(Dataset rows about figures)
■ ■ ■ ■ ■
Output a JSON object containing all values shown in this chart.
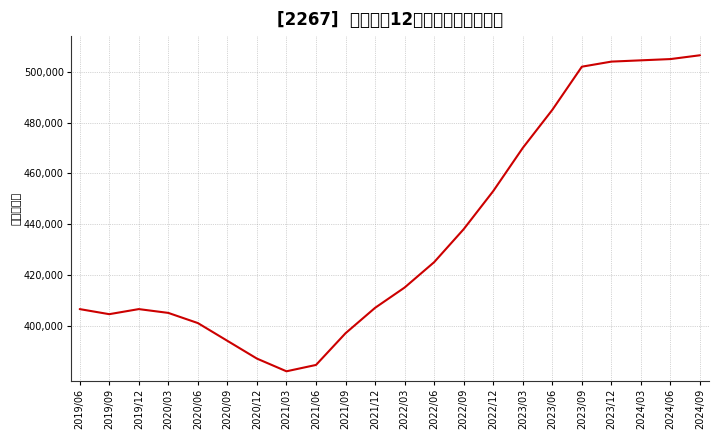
{
  "title": "[2267]  売上高の12か月移動合計の推移",
  "ylabel": "（百万円）",
  "line_color": "#cc0000",
  "background_color": "#ffffff",
  "plot_bg_color": "#ffffff",
  "grid_color": "#999999",
  "x_labels": [
    "2019/06",
    "2019/09",
    "2019/12",
    "2020/03",
    "2020/06",
    "2020/09",
    "2020/12",
    "2021/03",
    "2021/06",
    "2021/09",
    "2021/12",
    "2022/03",
    "2022/06",
    "2022/09",
    "2022/12",
    "2023/03",
    "2023/06",
    "2023/09",
    "2023/12",
    "2024/03",
    "2024/06",
    "2024/09"
  ],
  "x_values": [
    0,
    1,
    2,
    3,
    4,
    5,
    6,
    7,
    8,
    9,
    10,
    11,
    12,
    13,
    14,
    15,
    16,
    17,
    18,
    19,
    20,
    21
  ],
  "y_values": [
    406500,
    404500,
    406500,
    405000,
    401000,
    394000,
    387000,
    382000,
    384500,
    397000,
    407000,
    415000,
    425000,
    438000,
    453000,
    470000,
    485000,
    502000,
    504000,
    504500,
    505000,
    506500
  ],
  "ylim": [
    378000,
    514000
  ],
  "yticks": [
    400000,
    420000,
    440000,
    460000,
    480000,
    500000
  ],
  "title_fontsize": 12,
  "tick_fontsize": 7,
  "ylabel_fontsize": 8
}
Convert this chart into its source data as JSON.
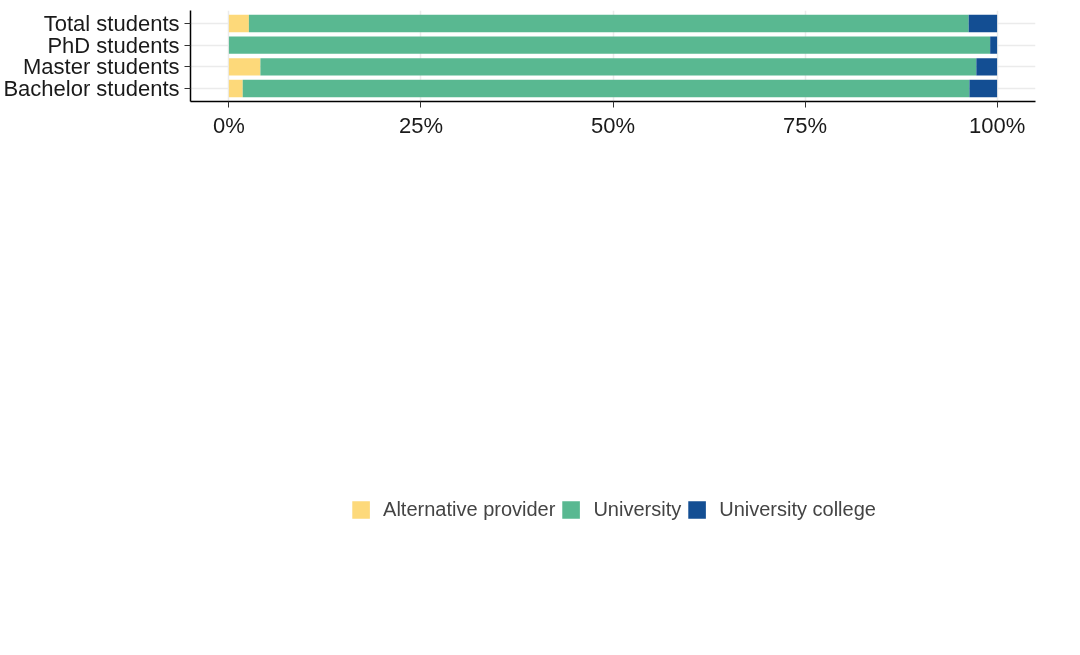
{
  "chart_data": {
    "type": "bar",
    "orientation": "horizontal",
    "stacked": true,
    "categories": [
      "Total students",
      "PhD students",
      "Master students",
      "Bachelor students"
    ],
    "series": [
      {
        "name": "Alternative provider",
        "color": "#fdd97a",
        "values": [
          2.6,
          0,
          4.1,
          1.8
        ]
      },
      {
        "name": "University",
        "color": "#59b891",
        "values": [
          93.7,
          99.1,
          93.2,
          94.6
        ]
      },
      {
        "name": "University college",
        "color": "#134e93",
        "values": [
          3.7,
          0.9,
          2.7,
          3.6
        ]
      }
    ],
    "xlim": [
      -5,
      105
    ],
    "xticks": [
      {
        "value": 0,
        "label": "0%"
      },
      {
        "value": 25,
        "label": "25%"
      },
      {
        "value": 50,
        "label": "50%"
      },
      {
        "value": 75,
        "label": "75%"
      },
      {
        "value": 100,
        "label": "100%"
      }
    ],
    "grid": true,
    "legend": "bottom"
  }
}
■ ■ ■ ■ ■
◆ **Exercise directions**:
Pictures are excluded; copy all other data exactly as shown.

◆ **Response to this exercise**:
Output a JSON object containing all values shown in this chart.
{
  "title": "[2267]  売上高の12か月移動合計の推移",
  "ylabel": "（百万円）",
  "line_color": "#cc0000",
  "background_color": "#ffffff",
  "plot_bg_color": "#ffffff",
  "grid_color": "#999999",
  "x_labels": [
    "2019/06",
    "2019/09",
    "2019/12",
    "2020/03",
    "2020/06",
    "2020/09",
    "2020/12",
    "2021/03",
    "2021/06",
    "2021/09",
    "2021/12",
    "2022/03",
    "2022/06",
    "2022/09",
    "2022/12",
    "2023/03",
    "2023/06",
    "2023/09",
    "2023/12",
    "2024/03",
    "2024/06",
    "2024/09"
  ],
  "x_values": [
    0,
    1,
    2,
    3,
    4,
    5,
    6,
    7,
    8,
    9,
    10,
    11,
    12,
    13,
    14,
    15,
    16,
    17,
    18,
    19,
    20,
    21
  ],
  "y_values": [
    406500,
    404500,
    406500,
    405000,
    401000,
    394000,
    387000,
    382000,
    384500,
    397000,
    407000,
    415000,
    425000,
    438000,
    453000,
    470000,
    485000,
    502000,
    504000,
    504500,
    505000,
    506500
  ],
  "ylim": [
    378000,
    514000
  ],
  "yticks": [
    400000,
    420000,
    440000,
    460000,
    480000,
    500000
  ],
  "title_fontsize": 12,
  "tick_fontsize": 7,
  "ylabel_fontsize": 8
}
Convert this chart into its source data as JSON.
{
  "chart_data": {
    "type": "bar",
    "orientation": "horizontal",
    "stacked": true,
    "categories": [
      "Total students",
      "PhD students",
      "Master students",
      "Bachelor students"
    ],
    "series": [
      {
        "name": "Alternative provider",
        "color": "#fdd97a",
        "values": [
          2.6,
          0,
          4.1,
          1.8
        ]
      },
      {
        "name": "University",
        "color": "#59b891",
        "values": [
          93.7,
          99.1,
          93.2,
          94.6
        ]
      },
      {
        "name": "University college",
        "color": "#134e93",
        "values": [
          3.7,
          0.9,
          2.7,
          3.6
        ]
      }
    ],
    "xlim": [
      -5,
      105
    ],
    "xticks": [
      {
        "value": 0,
        "label": "0%"
      },
      {
        "value": 25,
        "label": "25%"
      },
      {
        "value": 50,
        "label": "50%"
      },
      {
        "value": 75,
        "label": "75%"
      },
      {
        "value": 100,
        "label": "100%"
      }
    ],
    "grid": true,
    "legend": "bottom"
  }
}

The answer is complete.